§ ТЕКСТОВЫЙ ОТРЫВОК
- - -

"Возвращение Мюнхгаузена". Повести, новеллы, воспоминания о Кржижановском — страница 3 из 118

Так извне начинается разрушение внутреннее - постепенным рассечением, раздвоением нравственной основы, которая, естественно, перестает быть таковой. И потому в описываемой героем войне мертвых против живых он - не объективный сторонний наблюдатель и аналитик, каким хочет и может показаться, но, в сущности, действующее лицо - одновременно по обе стороны демаркационной линии, где, словно в шахматной партии, разыгрываемой с самим собой, "выигрывают почти всегда черные".

В итоге альтернатива упрощается донельзя: либо - не-жизнь, либо "жизнь в дательном падеже: МНЕ: хлеба, самку, покоя". Еще жестче - выбирать приходится между двумя образами небытия: физическим и духовным.

Иного во времена обесценивания единственности, уникальности каждой человеческой жизни, в пору тотальной бюрократизации попросту не дано.

К бюрократическим новообразованиям и к всверливаемым ими в тело общества метастазам Кржижановский относился с саркастической яростью, которая, впрочем, не только не ослепляла, но, кажется, напротив - умножала его зоркость. Еще в двадцатых годах знаками времени у него становятся портфель и бумажка с подписью и печатью. В фантасмагории "Боковая ветка" (1927-1928), действие которой происходит в иллюзорном мире "по ту сторону сна", эпизодический персонаж, классифицируя "по-научному" виды подушек, именует портфель подушкою, "навевающей последний сон". В повести "Книжная закладка" (1927) один из персонажей, ставший из живущего "хозяином жизни", первым делом обзаводится портфелем и бумагами; и только случайно и на миг память тела - но не разум! - может вернуть его в те дни, когда он был еще не "товарищем Василием", а просто Василием, веселым и спорым в работе плотником. В новелле "Тринадцатая категория рассудка" (1927) некто неживой движется и действует среди живых бегущих "портфельями в портфелья, глаза растерявши", ничем от них, по сути, не отличаясь и потому не привлекая к себе внимания, кроме эпизода, когда обнаруживается, что документ, удостоверяющий его личность, - свидетельство о смерти...

- - -

§ ПЕРЕЧЕНЬ ЗАПИСЕЙ
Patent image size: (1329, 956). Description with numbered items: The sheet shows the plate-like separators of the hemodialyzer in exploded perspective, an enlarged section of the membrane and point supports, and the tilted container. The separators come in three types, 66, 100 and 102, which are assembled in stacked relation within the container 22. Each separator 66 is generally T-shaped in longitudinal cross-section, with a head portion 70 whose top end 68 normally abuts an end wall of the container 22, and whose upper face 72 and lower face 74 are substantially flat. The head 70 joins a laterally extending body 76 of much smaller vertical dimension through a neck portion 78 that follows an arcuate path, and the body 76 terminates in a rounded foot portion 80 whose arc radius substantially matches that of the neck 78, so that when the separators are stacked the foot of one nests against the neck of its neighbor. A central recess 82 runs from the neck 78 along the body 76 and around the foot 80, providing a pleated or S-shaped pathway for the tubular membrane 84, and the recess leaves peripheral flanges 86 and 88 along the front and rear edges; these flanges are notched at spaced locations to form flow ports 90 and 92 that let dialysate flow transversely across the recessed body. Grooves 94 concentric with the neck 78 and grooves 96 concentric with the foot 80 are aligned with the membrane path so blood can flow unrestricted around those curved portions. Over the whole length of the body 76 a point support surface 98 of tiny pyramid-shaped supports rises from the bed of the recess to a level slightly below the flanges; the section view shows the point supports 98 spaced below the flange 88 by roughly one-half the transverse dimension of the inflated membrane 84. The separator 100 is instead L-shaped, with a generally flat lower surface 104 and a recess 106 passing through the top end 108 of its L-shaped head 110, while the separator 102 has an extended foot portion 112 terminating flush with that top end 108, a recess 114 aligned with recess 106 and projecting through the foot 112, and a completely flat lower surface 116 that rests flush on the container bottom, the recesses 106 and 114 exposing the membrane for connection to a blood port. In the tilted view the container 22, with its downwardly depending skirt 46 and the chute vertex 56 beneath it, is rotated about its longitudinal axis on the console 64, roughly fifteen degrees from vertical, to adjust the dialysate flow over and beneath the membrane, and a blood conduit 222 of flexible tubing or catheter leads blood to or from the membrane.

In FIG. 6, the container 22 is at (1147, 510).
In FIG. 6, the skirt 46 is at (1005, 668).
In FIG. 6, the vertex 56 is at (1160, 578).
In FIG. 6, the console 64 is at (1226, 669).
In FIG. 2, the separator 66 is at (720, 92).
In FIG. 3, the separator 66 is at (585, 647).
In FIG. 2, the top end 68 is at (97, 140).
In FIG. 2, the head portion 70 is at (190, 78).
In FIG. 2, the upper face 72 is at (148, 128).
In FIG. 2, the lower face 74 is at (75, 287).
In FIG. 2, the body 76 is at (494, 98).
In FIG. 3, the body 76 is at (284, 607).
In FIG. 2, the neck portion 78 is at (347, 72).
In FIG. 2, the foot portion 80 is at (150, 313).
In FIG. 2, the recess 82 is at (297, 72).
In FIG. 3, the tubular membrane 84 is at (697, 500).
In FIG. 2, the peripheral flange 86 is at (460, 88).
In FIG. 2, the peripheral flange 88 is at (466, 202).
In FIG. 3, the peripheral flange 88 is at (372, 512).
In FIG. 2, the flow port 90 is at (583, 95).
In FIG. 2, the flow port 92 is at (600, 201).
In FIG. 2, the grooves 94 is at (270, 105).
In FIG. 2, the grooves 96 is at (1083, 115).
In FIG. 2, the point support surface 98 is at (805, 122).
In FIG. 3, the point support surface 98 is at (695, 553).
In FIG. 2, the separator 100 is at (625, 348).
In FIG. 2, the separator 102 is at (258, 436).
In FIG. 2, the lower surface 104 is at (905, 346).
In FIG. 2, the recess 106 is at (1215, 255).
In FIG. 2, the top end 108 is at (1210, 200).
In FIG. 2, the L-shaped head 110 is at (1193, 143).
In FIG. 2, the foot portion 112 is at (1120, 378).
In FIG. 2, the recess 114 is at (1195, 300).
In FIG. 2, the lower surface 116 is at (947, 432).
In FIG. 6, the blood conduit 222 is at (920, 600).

- - -

§ УЧЕБНОЕ ЗАДАНИЕ A
Обновите отрывок о Кржижановском: перепишите всё от «Так извне начинается» вниз до «попросту не дано.», заменив «демаркационной линии» на «пограничной черты».
§ УЧЕБНОЕ ЗАДАНИЕ B
Напишите продолжение отрывка о Кржижановском, начав сразу после его последнего предложения.
Записи из перечня для работы не нужны.

§ ПИСЬМЕННЫЙ ОТВЕТ A
Так извне начинается разрушение внутреннее - постепенным рассечением, раздвоением нравственной основы, которая, естественно, перестает быть таковой. И потому в описываемой героем войне мертвых против живых он - не объективный сторонний наблюдатель и аналитик, каким хочет и может показаться, но, в сущности, действующее лицо - одновременно по обе стороны пограничной черты, где, словно в шахматной партии, разыгрываемой с самим собой, "выигрывают почти всегда черные".

В итоге альтернатива упрощается донельзя: либо - не-жизнь, либо "жизнь в дательном падеже: МНЕ: хлеба, самку, покоя". Еще жестче - выбирать приходится между двумя образами небытия: физическим и духовным.

Иного во времена обесценивания единственности, уникальности каждой человеческой жизни, в пору тотальной бюрократизации попросту не дано.

§ ПИСЬМЕННЫЙ ОТВЕТ B
Снова и снова обращаясь к этим знакам-символам, писатель тревожит напоминанием о том, что бюрократия - сон разума, порождающий чудовищ, выпускающий их из "беременного портфеля", словно из ящика Пандоры.


Наших знаний о десятилетиях, вместивших творчество Кржижановского, достаточно сегодня, чтобы понять: шансов на официальное признание у этого писателя не было. Как не было их у Платонова, Замятина, Булгакова и других художников, которым ум, талант и совесть не позволяли возносить хвалы творящейся неправедности, либо хотя бы "эстетически и философски" оправдывать ее. У которых вместо осанны выходила свифтианская сатира "Котлована" и "Чевенгуpa", "Мы", "Мастера и Маргариты", "Автобиографии трупа". Новое "воспитание" к ним не привилось.

"Разве сатира не есть искусство быть невоспитанным?" (С. Кржижановский "Записные тетради".)

Действительно, не верх ли бестактности: говорить мертвякам в лицо о том, что они мертвы!

Одна из неизданных книг Кржижановского, сохранившаяся в рукописи, называется "Чем люди мертвы". Он не был наивен. И ему хватило трезвости, чтобы "понейтральнее" переименовать рукопись, отдавая ее в издательство. Однако это ничего не изменило: проницательность цензуры оказалась на высоте, три головы ее бдительности бодрствовали по очереди. А по иронии, верней сказать черному юмору, судьбы, оставалось апеллировать к тому самому П. И. Лебедеву-Полянскому, который более чем кто-либо подтолкнул несколько лет назад Кржижановского уволиться из БСЭ и который "был везде", в частности возглавлял Главлит (псевдоним цензуры).

Ровно так же, думается, не сделал бы более "проходимым" свое сочинение Замятин, назови его не "Мы", а, допустим, "Они"...

Сейчас, когда с многолетним опозданием рукописи, томившиеся в столах и архивах, стали - и продолжают становиться - книгами, нам представляется при чтении, будто авторы их обладали пророческим даром, предугадали и воплотили то, что исторически осуществилось значительно позже. Полагаю, что это не совсем так. И что трагизм их судеб обусловлен эпохой куда более терпимой к прорицаниям, пусть самым мрачным, нежели к знанию. В том-то и дело, что эти писатели видели причины и закономерности происходящего не оглядчиво, а вровень и в упор. Чтобы выразить увиденное им не было нужды дожидаться завершения, непоправимых результатов.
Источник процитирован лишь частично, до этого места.